=== DATA SHOWN ===
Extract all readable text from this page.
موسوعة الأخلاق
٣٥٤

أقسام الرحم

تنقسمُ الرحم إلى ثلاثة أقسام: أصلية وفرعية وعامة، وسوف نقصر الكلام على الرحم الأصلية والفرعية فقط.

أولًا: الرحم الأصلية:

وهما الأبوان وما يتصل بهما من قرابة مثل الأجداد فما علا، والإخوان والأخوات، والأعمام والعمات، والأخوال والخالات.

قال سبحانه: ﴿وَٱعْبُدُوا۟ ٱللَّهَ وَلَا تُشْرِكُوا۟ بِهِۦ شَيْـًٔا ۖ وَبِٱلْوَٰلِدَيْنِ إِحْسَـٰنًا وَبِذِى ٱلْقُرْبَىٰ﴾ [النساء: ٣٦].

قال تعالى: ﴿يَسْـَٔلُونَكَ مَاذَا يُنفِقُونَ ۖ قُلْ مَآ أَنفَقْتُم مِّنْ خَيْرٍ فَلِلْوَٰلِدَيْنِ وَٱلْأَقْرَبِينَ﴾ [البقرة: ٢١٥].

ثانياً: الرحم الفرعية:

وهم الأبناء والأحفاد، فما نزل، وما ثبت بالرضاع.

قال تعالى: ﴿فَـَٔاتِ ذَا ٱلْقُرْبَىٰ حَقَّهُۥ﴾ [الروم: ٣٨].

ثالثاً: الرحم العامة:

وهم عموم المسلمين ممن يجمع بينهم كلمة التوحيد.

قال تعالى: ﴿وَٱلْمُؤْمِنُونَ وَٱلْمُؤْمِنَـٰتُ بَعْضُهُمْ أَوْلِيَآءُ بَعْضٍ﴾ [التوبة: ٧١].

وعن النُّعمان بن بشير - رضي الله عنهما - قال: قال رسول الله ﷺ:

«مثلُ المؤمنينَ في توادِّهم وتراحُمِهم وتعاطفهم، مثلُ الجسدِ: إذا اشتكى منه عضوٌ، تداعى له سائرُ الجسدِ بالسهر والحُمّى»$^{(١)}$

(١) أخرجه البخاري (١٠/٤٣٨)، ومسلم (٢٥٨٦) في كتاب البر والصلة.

=== STATED EXERCISE ===
Which lines of the material contain the string "أقسام"? List each of them.

=== THE RESULT ===
أقسام الرحم
تنقسمُ الرحم إلى ثلاثة أقسام: أصلية وفرعية وعامة، وسوف نقصر الكلام على الرحم الأصلية والفرعية فقط.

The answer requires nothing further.